[To do]:
Select all lines in the records that include "Petroleum".
***** Input material
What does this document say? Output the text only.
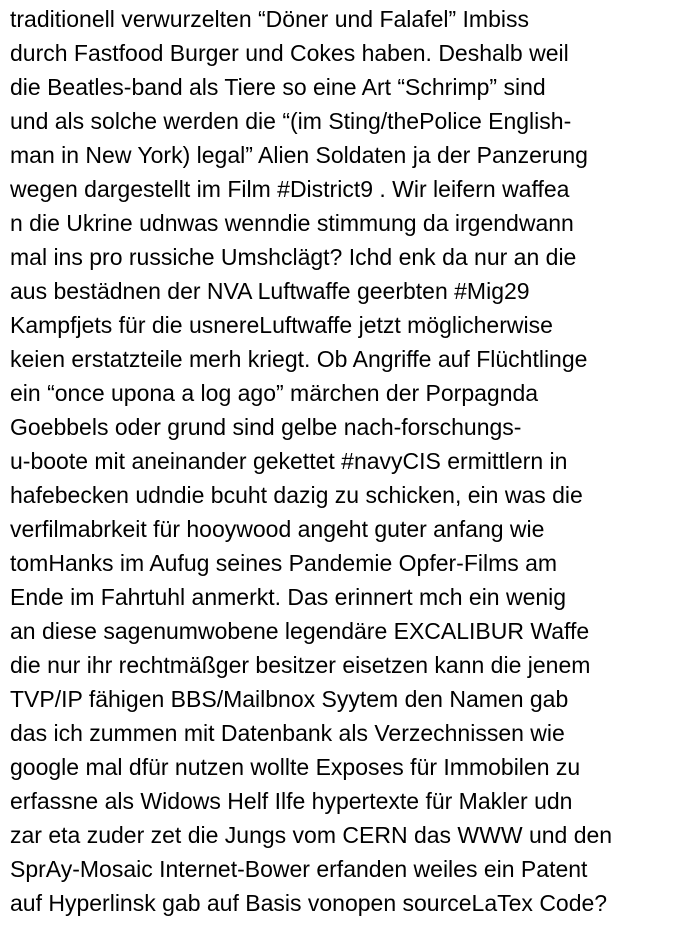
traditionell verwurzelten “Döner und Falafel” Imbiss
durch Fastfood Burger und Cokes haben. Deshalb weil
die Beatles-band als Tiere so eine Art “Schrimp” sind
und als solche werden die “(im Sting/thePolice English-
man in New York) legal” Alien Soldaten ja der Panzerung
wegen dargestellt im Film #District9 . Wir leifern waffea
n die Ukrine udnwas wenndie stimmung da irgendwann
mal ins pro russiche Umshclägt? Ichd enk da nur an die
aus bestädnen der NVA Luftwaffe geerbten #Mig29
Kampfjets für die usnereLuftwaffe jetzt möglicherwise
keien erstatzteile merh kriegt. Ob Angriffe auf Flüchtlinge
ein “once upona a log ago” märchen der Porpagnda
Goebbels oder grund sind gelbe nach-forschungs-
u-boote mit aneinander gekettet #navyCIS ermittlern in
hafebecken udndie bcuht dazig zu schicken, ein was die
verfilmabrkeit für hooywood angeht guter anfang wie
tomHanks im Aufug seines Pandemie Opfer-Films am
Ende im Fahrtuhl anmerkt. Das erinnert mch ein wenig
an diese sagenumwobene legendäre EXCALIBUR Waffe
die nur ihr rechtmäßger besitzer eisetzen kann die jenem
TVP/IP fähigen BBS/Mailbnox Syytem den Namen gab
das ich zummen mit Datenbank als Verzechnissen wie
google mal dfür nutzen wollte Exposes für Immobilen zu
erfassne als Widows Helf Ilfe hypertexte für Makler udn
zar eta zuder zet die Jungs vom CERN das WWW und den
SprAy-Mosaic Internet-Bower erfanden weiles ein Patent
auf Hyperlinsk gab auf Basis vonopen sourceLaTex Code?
**********
***** Input material
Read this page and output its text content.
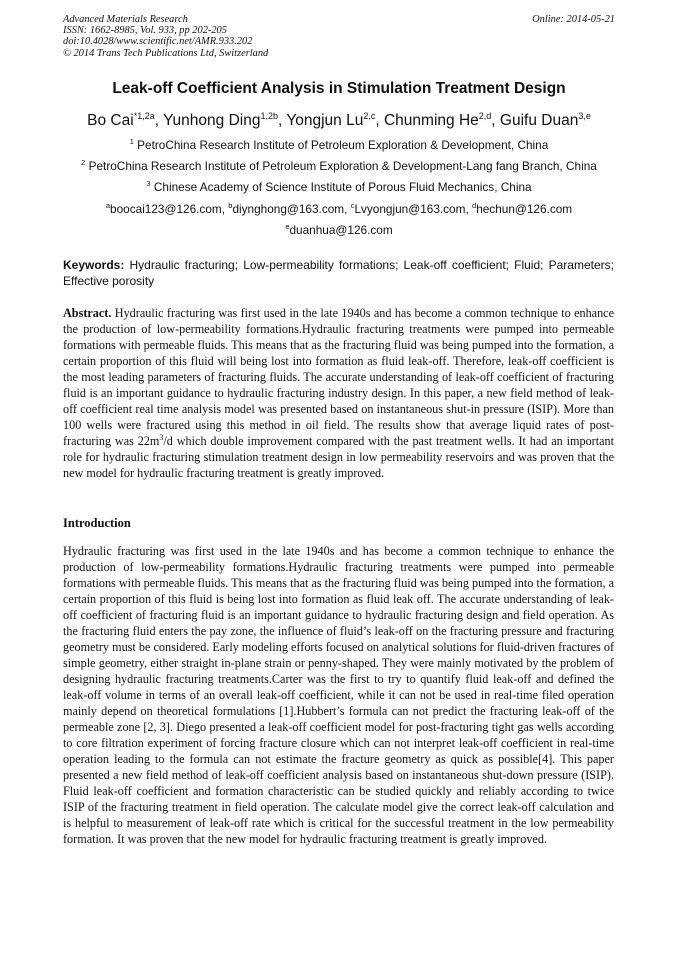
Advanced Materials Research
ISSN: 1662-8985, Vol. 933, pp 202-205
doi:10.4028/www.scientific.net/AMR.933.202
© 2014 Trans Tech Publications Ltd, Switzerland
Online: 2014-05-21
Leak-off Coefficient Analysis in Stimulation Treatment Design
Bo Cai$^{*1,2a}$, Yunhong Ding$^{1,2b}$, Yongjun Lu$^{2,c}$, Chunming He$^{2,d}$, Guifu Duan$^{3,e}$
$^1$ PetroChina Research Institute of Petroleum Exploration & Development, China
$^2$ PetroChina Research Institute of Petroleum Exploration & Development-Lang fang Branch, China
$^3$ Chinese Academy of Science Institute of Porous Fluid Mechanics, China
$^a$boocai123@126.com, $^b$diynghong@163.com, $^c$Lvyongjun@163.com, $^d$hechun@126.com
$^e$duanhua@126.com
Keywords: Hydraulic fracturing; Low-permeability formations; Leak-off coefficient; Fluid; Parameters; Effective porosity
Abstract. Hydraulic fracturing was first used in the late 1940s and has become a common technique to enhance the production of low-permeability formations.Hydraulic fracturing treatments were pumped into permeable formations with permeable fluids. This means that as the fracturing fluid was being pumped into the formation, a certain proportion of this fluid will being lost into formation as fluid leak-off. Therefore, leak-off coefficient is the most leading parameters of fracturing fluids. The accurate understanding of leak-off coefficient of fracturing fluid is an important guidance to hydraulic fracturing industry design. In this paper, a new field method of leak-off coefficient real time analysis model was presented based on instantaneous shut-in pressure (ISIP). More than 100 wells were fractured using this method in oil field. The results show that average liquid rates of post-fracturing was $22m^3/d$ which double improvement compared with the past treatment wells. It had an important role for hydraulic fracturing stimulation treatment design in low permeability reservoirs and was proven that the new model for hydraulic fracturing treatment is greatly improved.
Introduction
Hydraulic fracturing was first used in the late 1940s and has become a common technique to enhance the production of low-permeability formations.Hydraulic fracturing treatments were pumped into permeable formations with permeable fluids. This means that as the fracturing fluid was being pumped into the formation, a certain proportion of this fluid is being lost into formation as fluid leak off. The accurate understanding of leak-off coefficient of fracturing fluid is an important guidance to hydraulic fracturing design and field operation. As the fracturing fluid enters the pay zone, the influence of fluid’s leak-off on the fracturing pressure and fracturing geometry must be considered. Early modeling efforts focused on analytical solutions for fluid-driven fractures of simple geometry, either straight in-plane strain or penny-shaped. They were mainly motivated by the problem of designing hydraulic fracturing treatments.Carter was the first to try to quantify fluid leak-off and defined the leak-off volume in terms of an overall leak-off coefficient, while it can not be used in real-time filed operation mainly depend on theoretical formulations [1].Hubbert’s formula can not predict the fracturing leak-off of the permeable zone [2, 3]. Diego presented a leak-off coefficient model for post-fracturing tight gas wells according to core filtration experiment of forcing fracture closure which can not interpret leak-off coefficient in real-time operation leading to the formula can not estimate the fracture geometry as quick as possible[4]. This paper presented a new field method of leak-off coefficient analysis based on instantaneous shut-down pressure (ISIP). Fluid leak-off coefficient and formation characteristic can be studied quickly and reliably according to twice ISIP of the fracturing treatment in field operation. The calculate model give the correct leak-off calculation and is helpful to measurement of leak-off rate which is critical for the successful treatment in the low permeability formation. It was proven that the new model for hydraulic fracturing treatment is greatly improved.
**********
***** Input material
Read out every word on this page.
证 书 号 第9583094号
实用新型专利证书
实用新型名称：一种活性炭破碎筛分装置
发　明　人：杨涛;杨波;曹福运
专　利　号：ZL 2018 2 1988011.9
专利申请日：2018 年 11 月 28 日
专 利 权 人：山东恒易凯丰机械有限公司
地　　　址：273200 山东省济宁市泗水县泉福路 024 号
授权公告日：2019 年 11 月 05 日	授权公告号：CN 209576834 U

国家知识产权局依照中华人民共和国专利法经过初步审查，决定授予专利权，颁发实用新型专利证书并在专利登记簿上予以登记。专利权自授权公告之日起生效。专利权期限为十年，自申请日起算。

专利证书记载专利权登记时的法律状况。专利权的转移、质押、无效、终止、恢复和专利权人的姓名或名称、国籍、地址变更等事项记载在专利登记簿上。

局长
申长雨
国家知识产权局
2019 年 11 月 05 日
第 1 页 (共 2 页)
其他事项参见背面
**********
[Worked answer]:
$^1$ PetroChina Research Institute of Petroleum Exploration & Development, China
$^2$ PetroChina Research Institute of Petroleum Exploration & Development-Lang fang Branch, China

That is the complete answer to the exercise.